>>>

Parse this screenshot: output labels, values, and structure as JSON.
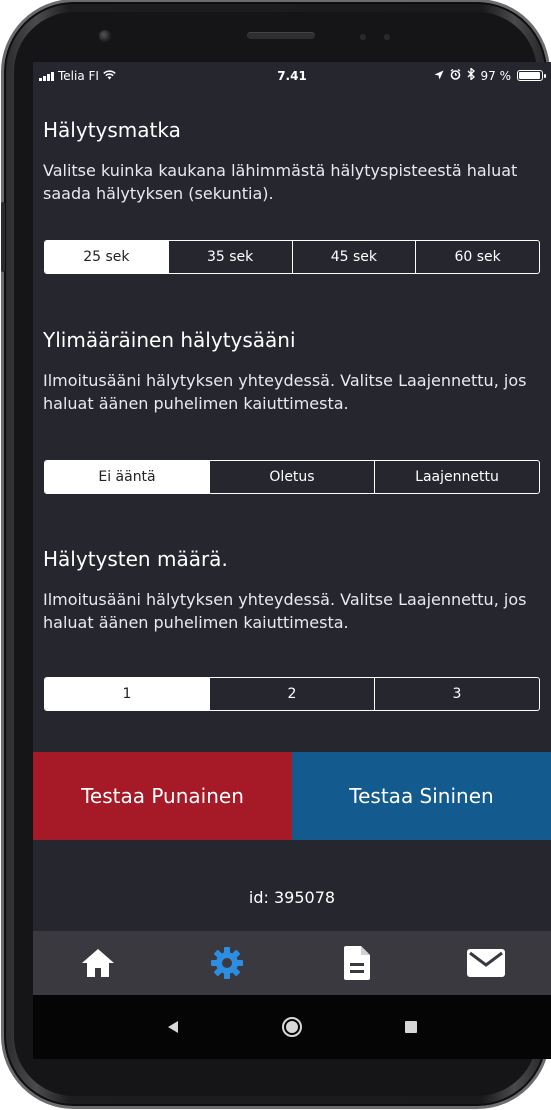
{
  "status_bar": {
    "carrier": "Telia FI",
    "time": "7.41",
    "battery_text": "97 %",
    "battery_level": 0.97
  },
  "alarm_distance": {
    "title": "Hälytysmatka",
    "description": "Valitse kuinka kaukana lähimmästä hälytyspisteestä haluat saada hälytyksen (sekuntia).",
    "options": [
      "25 sek",
      "35 sek",
      "45 sek",
      "60 sek"
    ],
    "selected": "25 sek"
  },
  "extra_sound": {
    "title": "Ylimääräinen hälytysääni",
    "description": "Ilmoitusääni hälytyksen yhteydessä. Valitse Laajennettu, jos haluat äänen puhelimen kaiuttimesta.",
    "options": [
      "Ei ääntä",
      "Oletus",
      "Laajennettu"
    ],
    "selected": "Ei ääntä"
  },
  "alarm_count": {
    "title": "Hälytysten määrä.",
    "description": "Ilmoitusääni hälytyksen yhteydessä. Valitse Laajennettu, jos haluat äänen puhelimen kaiuttimesta.",
    "options": [
      "1",
      "2",
      "3"
    ],
    "selected": "1"
  },
  "test_buttons": {
    "red_label": "Testaa Punainen",
    "blue_label": "Testaa Sininen",
    "red_color": "#a51a26",
    "blue_color": "#135a8e"
  },
  "device_id": "id: 395078",
  "tabbar": {
    "items": [
      {
        "icon": "home-icon",
        "active": false
      },
      {
        "icon": "gear-icon",
        "active": true
      },
      {
        "icon": "document-icon",
        "active": false
      },
      {
        "icon": "mail-icon",
        "active": false
      }
    ],
    "active_color": "#2d8de0",
    "inactive_color": "#ffffff"
  },
  "android_nav": {
    "items": [
      "back-icon",
      "home-circle-icon",
      "recents-icon"
    ]
  },
  "colors": {
    "screen_bg": "#26262e",
    "tabbar_bg": "#3b3940"
  }
}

<<<

* _WRITTEN EXERCISE_
Leaving the pictures aside, transcribe the entire listing exactly.

* _ANSWER IN FULL_
Parse this screenshot: output labels, values, and structure as JSON.
{
  "status_bar": {
    "carrier": "Telia FI",
    "time": "7.41",
    "battery_text": "97 %",
    "battery_level": 0.97
  },
  "alarm_distance": {
    "title": "Hälytysmatka",
    "description": "Valitse kuinka kaukana lähimmästä hälytyspisteestä haluat saada hälytyksen (sekuntia).",
    "options": [
      "25 sek",
      "35 sek",
      "45 sek",
      "60 sek"
    ],
    "selected": "25 sek"
  },
  "extra_sound": {
    "title": "Ylimääräinen hälytysääni",
    "description": "Ilmoitusääni hälytyksen yhteydessä. Valitse Laajennettu, jos haluat äänen puhelimen kaiuttimesta.",
    "options": [
      "Ei ääntä",
      "Oletus",
      "Laajennettu"
    ],
    "selected": "Ei ääntä"
  },
  "alarm_count": {
    "title": "Hälytysten määrä.",
    "description": "Ilmoitusääni hälytyksen yhteydessä. Valitse Laajennettu, jos haluat äänen puhelimen kaiuttimesta.",
    "options": [
      "1",
      "2",
      "3"
    ],
    "selected": "1"
  },
  "test_buttons": {
    "red_label": "Testaa Punainen",
    "blue_label": "Testaa Sininen",
    "red_color": "#a51a26",
    "blue_color": "#135a8e"
  },
  "device_id": "id: 395078",
  "tabbar": {
    "items": [
      {
        "icon": "home-icon",
        "active": false
      },
      {
        "icon": "gear-icon",
        "active": true
      },
      {
        "icon": "document-icon",
        "active": false
      },
      {
        "icon": "mail-icon",
        "active": false
      }
    ],
    "active_color": "#2d8de0",
    "inactive_color": "#ffffff"
  },
  "android_nav": {
    "items": [
      "back-icon",
      "home-circle-icon",
      "recents-icon"
    ]
  },
  "colors": {
    "screen_bg": "#26262e",
    "tabbar_bg": "#3b3940"
  }
}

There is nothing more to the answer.